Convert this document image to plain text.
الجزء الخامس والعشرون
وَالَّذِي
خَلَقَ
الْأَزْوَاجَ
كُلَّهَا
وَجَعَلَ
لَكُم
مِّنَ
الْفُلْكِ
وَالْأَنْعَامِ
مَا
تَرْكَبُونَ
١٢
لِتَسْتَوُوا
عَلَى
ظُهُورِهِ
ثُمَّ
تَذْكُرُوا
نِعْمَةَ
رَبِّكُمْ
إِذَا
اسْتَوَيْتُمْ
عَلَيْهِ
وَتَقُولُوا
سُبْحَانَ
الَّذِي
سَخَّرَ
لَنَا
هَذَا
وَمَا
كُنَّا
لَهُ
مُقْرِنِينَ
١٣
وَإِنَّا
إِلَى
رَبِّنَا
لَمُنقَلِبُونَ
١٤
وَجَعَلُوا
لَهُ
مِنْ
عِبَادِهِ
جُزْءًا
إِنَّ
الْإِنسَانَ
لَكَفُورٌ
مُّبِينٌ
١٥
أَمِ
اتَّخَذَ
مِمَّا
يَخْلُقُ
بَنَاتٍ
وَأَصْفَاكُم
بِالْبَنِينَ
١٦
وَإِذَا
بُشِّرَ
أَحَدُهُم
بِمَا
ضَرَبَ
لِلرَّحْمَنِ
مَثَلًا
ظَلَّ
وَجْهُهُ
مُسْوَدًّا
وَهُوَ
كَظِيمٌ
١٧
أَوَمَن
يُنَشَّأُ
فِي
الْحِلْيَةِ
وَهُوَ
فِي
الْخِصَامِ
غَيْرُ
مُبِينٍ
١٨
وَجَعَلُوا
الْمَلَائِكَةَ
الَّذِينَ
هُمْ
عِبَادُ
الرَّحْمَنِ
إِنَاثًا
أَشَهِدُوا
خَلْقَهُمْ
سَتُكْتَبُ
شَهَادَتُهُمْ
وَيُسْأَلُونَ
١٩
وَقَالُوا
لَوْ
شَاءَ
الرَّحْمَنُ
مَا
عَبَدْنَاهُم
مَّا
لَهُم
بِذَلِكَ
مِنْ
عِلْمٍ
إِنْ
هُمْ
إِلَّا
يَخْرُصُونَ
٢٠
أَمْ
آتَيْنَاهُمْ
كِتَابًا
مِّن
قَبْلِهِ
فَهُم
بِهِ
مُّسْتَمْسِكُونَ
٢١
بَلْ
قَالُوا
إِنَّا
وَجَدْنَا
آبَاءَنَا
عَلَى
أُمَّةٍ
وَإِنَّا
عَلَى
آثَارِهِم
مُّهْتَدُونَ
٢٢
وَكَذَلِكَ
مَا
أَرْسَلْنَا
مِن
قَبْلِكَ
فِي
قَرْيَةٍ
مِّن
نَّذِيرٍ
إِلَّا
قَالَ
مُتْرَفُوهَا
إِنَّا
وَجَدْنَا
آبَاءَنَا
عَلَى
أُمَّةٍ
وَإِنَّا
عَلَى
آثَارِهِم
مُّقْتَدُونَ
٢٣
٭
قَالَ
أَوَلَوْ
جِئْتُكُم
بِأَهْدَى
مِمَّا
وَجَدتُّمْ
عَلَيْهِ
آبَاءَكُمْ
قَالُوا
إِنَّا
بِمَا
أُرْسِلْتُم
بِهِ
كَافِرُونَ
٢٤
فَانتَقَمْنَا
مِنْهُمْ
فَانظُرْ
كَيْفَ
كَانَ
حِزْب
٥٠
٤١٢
----------
### EXERCISE AIM
Exact output of every entry is required.

### EXERCISE RESULT
Convert this document image to plain text.
الجزء الخامس والعشرون
وَالَّذِي
خَلَقَ
الْأَزْوَاجَ
كُلَّهَا
وَجَعَلَ
لَكُم
مِّنَ
الْفُلْكِ
وَالْأَنْعَامِ
مَا
تَرْكَبُونَ
١٢
لِتَسْتَوُوا
عَلَى
ظُهُورِهِ
ثُمَّ
تَذْكُرُوا
نِعْمَةَ
رَبِّكُمْ
إِذَا
اسْتَوَيْتُمْ
عَلَيْهِ
وَتَقُولُوا
سُبْحَانَ
الَّذِي
سَخَّرَ
لَنَا
هَذَا
وَمَا
كُنَّا
لَهُ
مُقْرِنِينَ
١٣
وَإِنَّا
إِلَى
رَبِّنَا
لَمُنقَلِبُونَ
١٤
وَجَعَلُوا
لَهُ
مِنْ
عِبَادِهِ
جُزْءًا
إِنَّ
الْإِنسَانَ
لَكَفُورٌ
مُّبِينٌ
١٥
أَمِ
اتَّخَذَ
مِمَّا
يَخْلُقُ
بَنَاتٍ
وَأَصْفَاكُم
بِالْبَنِينَ
١٦
وَإِذَا
بُشِّرَ
أَحَدُهُم
بِمَا
ضَرَبَ
لِلرَّحْمَنِ
مَثَلًا
ظَلَّ
وَجْهُهُ
مُسْوَدًّا
وَهُوَ
كَظِيمٌ
١٧
أَوَمَن
يُنَشَّأُ
فِي
الْحِلْيَةِ
وَهُوَ
فِي
الْخِصَامِ
غَيْرُ
مُبِينٍ
١٨
وَجَعَلُوا
الْمَلَائِكَةَ
الَّذِينَ
هُمْ
عِبَادُ
الرَّحْمَنِ
إِنَاثًا
أَشَهِدُوا
خَلْقَهُمْ
سَتُكْتَبُ
شَهَادَتُهُمْ
وَيُسْأَلُونَ
١٩
وَقَالُوا
لَوْ
شَاءَ
الرَّحْمَنُ
مَا
عَبَدْنَاهُم
مَّا
لَهُم
بِذَلِكَ
مِنْ
عِلْمٍ
إِنْ
هُمْ
إِلَّا
يَخْرُصُونَ
٢٠
أَمْ
آتَيْنَاهُمْ
كِتَابًا
مِّن
قَبْلِهِ
فَهُم
بِهِ
مُّسْتَمْسِكُونَ
٢١
بَلْ
قَالُوا
إِنَّا
وَجَدْنَا
آبَاءَنَا
عَلَى
أُمَّةٍ
وَإِنَّا
عَلَى
آثَارِهِم
مُّهْتَدُونَ
٢٢
وَكَذَلِكَ
مَا
أَرْسَلْنَا
مِن
قَبْلِكَ
فِي
قَرْيَةٍ
مِّن
نَّذِيرٍ
إِلَّا
قَالَ
مُتْرَفُوهَا
إِنَّا
وَجَدْنَا
آبَاءَنَا
عَلَى
أُمَّةٍ
وَإِنَّا
عَلَى
آثَارِهِم
مُّقْتَدُونَ
٢٣
٭
قَالَ
أَوَلَوْ
جِئْتُكُم
بِأَهْدَى
مِمَّا
وَجَدتُّمْ
عَلَيْهِ
آبَاءَكُمْ
قَالُوا
إِنَّا
بِمَا
أُرْسِلْتُم
بِهِ
كَافِرُونَ
٢٤
فَانتَقَمْنَا
مِنْهُمْ
فَانظُرْ
كَيْفَ
كَانَ
حِزْب
٥٠
٤١٢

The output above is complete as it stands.